From the entries below, gather each line containing the word "battery".

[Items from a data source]
◆ ◆ ◆

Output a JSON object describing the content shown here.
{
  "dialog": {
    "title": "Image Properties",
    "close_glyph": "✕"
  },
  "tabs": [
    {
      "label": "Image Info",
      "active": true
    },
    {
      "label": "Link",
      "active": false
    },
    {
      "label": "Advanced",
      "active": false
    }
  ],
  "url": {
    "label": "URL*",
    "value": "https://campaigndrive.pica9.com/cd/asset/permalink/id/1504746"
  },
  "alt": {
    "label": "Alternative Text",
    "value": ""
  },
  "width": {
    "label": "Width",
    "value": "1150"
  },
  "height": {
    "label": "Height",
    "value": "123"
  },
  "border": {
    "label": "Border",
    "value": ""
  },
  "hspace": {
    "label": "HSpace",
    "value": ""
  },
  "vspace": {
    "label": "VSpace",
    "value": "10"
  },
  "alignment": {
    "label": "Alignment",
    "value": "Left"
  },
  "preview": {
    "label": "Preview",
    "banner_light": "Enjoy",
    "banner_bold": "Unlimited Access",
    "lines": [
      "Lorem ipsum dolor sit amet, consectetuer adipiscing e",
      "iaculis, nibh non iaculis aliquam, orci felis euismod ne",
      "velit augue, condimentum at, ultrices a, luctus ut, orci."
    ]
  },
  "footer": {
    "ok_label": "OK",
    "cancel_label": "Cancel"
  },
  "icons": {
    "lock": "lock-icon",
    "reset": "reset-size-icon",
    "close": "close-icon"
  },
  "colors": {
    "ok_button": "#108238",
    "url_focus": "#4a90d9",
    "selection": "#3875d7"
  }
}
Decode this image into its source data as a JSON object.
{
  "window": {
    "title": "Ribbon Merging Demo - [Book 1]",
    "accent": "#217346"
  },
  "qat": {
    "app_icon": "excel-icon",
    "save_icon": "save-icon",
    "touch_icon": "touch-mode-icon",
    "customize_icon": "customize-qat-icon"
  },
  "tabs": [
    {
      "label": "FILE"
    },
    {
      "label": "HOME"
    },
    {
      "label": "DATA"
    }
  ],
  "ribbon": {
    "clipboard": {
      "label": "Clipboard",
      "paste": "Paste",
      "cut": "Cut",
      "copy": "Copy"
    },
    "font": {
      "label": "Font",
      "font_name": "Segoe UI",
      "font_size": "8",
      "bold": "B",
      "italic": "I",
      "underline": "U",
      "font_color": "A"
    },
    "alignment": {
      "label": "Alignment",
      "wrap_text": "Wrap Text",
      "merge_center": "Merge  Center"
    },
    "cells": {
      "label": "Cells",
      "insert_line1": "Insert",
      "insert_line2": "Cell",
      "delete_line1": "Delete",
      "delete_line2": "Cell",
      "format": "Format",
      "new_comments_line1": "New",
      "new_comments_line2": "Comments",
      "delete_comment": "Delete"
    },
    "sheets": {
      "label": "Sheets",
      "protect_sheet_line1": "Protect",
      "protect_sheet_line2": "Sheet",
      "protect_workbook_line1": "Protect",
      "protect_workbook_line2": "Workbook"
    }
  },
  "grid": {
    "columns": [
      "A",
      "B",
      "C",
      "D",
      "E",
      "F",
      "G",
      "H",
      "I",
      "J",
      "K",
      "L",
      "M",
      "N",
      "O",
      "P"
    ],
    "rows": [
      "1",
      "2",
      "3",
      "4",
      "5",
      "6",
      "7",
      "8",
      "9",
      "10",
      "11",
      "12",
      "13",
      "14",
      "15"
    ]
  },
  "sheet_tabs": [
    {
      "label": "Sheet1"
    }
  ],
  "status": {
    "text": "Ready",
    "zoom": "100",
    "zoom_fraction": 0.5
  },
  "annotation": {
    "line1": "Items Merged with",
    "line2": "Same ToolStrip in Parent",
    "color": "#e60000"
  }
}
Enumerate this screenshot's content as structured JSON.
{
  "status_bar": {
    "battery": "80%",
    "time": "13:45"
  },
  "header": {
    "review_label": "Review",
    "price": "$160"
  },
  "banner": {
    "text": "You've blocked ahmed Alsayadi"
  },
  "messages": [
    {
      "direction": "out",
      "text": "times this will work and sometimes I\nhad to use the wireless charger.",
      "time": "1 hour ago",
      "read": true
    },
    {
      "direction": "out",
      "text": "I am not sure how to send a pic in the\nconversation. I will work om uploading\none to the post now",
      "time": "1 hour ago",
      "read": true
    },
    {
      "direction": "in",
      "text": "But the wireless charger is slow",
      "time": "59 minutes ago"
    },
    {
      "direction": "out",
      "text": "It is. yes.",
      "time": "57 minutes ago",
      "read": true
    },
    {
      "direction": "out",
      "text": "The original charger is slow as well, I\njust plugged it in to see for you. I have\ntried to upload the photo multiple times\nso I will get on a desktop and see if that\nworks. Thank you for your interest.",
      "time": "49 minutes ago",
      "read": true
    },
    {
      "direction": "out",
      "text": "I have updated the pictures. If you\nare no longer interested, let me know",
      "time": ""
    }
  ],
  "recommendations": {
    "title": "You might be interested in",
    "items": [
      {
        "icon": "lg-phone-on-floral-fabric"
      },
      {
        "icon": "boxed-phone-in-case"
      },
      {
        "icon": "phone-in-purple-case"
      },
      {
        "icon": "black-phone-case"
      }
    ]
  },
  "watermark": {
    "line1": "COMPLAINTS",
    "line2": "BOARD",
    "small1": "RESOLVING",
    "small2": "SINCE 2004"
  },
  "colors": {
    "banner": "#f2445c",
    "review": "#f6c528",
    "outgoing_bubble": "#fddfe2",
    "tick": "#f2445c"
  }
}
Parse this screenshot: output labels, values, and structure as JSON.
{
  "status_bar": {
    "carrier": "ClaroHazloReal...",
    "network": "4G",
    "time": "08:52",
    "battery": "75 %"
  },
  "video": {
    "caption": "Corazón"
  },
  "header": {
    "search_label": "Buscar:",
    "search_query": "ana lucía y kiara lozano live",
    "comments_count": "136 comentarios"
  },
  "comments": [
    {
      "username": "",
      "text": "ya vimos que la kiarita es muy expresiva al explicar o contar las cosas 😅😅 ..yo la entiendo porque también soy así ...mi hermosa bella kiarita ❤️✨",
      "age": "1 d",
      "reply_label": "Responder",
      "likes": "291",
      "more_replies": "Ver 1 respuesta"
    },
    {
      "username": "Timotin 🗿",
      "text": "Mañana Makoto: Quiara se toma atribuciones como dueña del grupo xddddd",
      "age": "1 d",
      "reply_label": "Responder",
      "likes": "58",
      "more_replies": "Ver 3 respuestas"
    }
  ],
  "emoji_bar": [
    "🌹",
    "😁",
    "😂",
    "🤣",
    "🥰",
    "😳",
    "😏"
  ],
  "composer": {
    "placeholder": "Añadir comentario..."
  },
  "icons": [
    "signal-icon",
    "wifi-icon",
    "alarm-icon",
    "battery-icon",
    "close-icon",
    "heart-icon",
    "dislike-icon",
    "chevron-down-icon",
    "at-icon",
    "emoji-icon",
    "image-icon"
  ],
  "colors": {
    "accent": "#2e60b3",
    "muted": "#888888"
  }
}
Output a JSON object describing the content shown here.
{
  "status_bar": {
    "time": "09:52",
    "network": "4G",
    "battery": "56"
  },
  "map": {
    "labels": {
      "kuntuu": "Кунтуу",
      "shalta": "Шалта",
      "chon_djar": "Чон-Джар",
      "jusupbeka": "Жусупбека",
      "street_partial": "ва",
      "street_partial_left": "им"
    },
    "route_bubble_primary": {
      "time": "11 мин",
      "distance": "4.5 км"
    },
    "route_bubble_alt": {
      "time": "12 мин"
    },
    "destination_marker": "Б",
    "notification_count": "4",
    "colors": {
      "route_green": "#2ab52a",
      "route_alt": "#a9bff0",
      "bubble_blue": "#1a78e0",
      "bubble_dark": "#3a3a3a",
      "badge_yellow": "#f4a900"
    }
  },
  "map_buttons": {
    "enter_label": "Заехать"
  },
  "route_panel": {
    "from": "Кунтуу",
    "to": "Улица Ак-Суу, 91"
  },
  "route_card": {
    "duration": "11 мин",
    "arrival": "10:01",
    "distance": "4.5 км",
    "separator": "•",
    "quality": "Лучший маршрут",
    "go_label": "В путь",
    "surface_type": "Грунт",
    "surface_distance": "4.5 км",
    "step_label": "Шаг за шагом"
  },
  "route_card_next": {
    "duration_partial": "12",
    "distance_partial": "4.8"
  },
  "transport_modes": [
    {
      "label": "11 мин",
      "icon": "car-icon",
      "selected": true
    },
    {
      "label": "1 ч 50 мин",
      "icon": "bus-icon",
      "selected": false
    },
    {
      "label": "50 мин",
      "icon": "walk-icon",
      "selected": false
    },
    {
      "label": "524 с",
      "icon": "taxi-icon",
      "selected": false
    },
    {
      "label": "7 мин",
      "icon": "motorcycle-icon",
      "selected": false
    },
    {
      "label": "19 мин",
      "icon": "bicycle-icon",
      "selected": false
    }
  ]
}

◆ ◆ ◆

- Reply
    "battery": "80%",
    "battery": "75 %"
    "battery-icon",
    "battery": "56"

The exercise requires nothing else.